_What you will do:_
Judge whether each statement agrees with the thread on crypts and ammonia, and answer yes or no with the deciding words quoted from it.
1. The tank had been set up for about three weeks when the ammonia was reported.
2. The filter cartridges were cleaned in tap water.
3. One reply says a natural cycle takes about two weeks.

_Document segment:_
# Can Crypts Cause Ammonia?



## DeJay126 (Apr 22, 2013)

I have 2 Crypts that are slowly "crypt melting". I have been experiencing .25-.50 ammonia every day for about a week now. I have been doing about 33% PWCs so that my fish don't all just up and die from ammonia poisoning. My question is can the crypts melting cause the ammonia to rise or is it something else? I cleaned the gravel (took it out and cleaned it) like a week ago because I thought it was causing the cloudy water in my aquarium. So it's either the gravel or the plants causing the ammonia.


----------



## FishFlow (Sep 13, 2011)

Feeding too much? 

Sounds like you killed anything in the gravel, what did you do/not do to the filter when you cleaned out the gravel?

What kind of filter do you run? You may have enough fish in your tank that you're taxing the filters ability to run it's cycle, and killing everything in the gravel was enough to kick off a mini cycle.

Hi Sue!


----------



## DeJay126 (Apr 22, 2013)

I cleaned the filter cartridges (all four) in the dirty tank water. And I cut my feeding back to 1 time a day, so I know I'm not overfeeding.


----------



## rtmaston (Jul 14, 2012)

how long has this tank been set up?


----------



## DeJay126 (Apr 22, 2013)

Its been set up for about 3 weeks.


----------



## Raymond S. (Jan 11, 2013)

Now there is the issue(s) with it. If you did not use Safe Start(it takes about 2 weeks to cycle a tank/w it) your tank is still doing a cycle.
A natural cycle(I've heard 29 versions of this but most say)will take from 6-8 weeks.
You might use some Safe Start now to save your fish. My LFS says they suggest doing half the bottle first and the other half(not picky about being exact)
on the next day or third day. You will see a reduction in ammonia within hrs after using the Safe Start(but only slight). I would do a water change of
about 30-40% before using the SS but then don't do any more for the first week unless the ammonia gets over .40
The bacteria don't stay suspended in the water but cling to whatever they come in contact/w in there. This means that after a few days you can change the
water without effecting them(but don't use any chemicals except de-chlorinator only for the first 2-3 weeks. It also means that the entire inside of the tank
except for the water is part of "the biological filter". Inside walls of glass/filter and even semi hard surfaces like plant stems and of course the top of the substrate
or gravel. Change only one part of filter at a time and don't clean all the glass at the same time you clean any filter part as you will remove/kill too much
of those beneficial bacteria all at once.
Product dis-claimer: LOL I would appreciate a co-sign (or a "are you nuts ?") on this by any of the more experienced members as that is where I've extrapolated it from.

Bounding box prediction data

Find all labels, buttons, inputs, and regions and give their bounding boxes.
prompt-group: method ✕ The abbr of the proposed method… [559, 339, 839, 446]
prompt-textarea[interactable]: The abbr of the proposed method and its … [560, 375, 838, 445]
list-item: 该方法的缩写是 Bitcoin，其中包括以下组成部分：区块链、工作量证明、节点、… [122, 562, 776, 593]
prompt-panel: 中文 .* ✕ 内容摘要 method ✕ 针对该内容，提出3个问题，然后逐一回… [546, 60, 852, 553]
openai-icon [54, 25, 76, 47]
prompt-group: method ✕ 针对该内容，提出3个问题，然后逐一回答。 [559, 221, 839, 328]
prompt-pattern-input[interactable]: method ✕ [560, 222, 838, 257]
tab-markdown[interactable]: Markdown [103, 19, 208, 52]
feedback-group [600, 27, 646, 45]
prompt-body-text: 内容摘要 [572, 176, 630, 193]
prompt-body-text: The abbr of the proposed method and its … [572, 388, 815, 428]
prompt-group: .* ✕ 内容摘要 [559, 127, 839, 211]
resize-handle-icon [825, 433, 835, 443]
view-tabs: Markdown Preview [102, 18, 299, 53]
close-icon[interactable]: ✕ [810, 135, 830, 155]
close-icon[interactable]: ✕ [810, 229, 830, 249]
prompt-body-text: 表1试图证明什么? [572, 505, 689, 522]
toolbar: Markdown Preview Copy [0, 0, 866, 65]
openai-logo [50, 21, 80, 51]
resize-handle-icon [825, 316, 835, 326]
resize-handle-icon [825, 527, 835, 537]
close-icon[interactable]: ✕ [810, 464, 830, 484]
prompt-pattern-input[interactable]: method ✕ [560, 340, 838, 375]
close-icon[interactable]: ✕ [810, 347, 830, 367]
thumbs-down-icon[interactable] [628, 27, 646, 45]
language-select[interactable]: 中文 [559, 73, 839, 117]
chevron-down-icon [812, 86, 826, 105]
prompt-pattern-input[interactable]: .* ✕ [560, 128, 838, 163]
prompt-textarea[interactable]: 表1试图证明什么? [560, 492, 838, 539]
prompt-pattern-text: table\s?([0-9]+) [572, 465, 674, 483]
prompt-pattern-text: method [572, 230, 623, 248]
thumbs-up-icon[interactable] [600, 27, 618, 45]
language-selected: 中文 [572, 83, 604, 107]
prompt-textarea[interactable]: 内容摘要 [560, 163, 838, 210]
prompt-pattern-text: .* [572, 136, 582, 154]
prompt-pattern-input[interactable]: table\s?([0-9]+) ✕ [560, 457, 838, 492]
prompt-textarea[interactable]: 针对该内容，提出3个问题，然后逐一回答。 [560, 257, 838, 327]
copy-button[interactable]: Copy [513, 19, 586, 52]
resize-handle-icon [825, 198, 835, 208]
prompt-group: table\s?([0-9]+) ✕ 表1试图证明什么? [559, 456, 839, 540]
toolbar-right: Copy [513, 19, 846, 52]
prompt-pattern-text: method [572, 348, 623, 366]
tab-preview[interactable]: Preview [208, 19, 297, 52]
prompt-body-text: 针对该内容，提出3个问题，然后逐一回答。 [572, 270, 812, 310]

_Answer for the task:_
1. Yes: "Its been set up for about 3 weeks."
2. No: "I cleaned the filter cartridges (all four) in the dirty tank water."
3. No: "A natural cycle(I've heard 29 versions of this but most say)will take from 6-8 weeks."